**Recorded data:**

* * *

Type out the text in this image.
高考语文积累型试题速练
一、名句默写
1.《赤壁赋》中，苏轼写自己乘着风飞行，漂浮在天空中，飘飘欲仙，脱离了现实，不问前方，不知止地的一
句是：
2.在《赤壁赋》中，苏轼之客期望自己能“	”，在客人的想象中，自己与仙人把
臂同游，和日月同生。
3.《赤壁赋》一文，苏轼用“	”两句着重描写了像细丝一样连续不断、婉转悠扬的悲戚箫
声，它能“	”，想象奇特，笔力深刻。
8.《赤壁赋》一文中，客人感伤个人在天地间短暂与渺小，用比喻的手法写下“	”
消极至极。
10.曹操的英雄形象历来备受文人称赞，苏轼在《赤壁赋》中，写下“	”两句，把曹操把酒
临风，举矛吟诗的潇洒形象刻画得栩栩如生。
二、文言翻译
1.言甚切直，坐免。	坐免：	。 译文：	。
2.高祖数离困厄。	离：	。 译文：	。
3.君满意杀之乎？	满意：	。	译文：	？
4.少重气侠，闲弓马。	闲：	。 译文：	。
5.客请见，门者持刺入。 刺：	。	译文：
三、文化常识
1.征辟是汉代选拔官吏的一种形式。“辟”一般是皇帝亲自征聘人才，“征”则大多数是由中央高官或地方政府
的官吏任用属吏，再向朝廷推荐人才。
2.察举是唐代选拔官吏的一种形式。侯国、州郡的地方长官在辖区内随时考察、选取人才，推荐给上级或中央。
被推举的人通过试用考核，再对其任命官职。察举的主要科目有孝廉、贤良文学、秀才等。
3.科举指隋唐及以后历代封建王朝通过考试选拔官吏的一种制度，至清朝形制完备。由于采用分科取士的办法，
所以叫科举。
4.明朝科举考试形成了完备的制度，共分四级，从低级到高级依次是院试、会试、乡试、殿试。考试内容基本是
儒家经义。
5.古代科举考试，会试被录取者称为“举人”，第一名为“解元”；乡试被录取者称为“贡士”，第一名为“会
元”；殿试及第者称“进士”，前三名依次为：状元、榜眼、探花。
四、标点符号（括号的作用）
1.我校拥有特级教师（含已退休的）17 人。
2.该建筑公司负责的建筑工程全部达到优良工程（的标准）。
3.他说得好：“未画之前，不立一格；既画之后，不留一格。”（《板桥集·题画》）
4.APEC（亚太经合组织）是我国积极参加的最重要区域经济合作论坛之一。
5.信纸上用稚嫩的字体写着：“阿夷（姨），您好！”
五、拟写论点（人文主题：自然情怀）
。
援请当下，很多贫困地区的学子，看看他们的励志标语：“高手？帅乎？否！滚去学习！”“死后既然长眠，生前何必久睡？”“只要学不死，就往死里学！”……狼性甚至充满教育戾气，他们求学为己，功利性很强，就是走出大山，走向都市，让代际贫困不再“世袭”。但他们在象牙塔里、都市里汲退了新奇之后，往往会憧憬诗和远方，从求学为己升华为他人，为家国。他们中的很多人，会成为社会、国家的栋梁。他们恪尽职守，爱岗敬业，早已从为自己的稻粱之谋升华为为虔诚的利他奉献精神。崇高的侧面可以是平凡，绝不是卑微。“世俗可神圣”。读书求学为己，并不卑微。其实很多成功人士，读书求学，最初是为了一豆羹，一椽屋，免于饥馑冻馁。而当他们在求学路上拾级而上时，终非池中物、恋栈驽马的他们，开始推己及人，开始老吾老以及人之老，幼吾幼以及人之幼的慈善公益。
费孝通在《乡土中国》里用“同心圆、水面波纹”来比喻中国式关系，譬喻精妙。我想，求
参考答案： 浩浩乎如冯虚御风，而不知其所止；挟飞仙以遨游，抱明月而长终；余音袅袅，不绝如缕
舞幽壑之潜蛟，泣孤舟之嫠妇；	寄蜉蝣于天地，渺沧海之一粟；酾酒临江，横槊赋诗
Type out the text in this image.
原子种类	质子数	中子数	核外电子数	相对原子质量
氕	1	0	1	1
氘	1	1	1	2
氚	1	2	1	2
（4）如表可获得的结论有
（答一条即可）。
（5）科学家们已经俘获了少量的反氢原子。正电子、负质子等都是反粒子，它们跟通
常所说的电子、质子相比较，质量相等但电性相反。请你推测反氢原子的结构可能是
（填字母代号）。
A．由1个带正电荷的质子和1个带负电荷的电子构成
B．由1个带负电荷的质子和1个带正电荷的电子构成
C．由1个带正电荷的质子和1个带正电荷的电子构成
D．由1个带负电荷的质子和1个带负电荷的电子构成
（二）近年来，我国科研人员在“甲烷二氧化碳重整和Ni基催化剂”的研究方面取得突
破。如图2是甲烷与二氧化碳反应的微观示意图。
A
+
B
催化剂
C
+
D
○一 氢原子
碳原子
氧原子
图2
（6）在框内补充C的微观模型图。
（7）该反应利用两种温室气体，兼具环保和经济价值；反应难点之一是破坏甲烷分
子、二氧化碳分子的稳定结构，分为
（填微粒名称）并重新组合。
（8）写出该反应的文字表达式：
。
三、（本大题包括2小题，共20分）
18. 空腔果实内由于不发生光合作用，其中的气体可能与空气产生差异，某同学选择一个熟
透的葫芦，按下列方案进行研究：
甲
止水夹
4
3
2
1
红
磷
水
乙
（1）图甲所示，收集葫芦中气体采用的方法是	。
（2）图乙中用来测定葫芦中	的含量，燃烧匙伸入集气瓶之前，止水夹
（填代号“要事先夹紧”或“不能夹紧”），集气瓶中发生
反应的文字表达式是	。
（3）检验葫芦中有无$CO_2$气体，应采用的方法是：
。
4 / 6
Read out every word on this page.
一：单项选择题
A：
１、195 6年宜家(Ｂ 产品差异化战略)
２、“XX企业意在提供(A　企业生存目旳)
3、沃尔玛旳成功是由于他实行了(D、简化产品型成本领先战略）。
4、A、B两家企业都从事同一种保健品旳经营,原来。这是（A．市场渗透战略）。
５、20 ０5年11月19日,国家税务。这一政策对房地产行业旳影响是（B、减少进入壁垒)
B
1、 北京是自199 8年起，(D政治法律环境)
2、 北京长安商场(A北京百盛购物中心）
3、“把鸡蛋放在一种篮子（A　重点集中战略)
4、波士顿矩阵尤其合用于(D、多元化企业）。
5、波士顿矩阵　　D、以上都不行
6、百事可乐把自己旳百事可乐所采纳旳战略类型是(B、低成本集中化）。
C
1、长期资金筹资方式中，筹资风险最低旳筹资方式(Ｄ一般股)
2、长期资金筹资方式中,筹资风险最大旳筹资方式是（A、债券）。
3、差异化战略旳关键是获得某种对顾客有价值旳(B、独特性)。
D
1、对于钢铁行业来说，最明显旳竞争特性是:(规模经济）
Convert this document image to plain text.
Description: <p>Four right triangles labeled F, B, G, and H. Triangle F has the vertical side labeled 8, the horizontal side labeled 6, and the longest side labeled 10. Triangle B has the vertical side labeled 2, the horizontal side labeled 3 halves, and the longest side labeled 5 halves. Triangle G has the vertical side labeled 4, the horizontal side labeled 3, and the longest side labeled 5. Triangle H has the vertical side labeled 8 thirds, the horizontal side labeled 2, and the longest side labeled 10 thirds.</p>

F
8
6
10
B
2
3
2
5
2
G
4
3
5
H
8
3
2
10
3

* * *

**Aim of the exercise:**
Which lines contain the word "this"? Return each of them.

**Problem solution:**
Type out the text in this image.
Type out the text in this image.
Read out every word on this page.
Convert this document image to plain text.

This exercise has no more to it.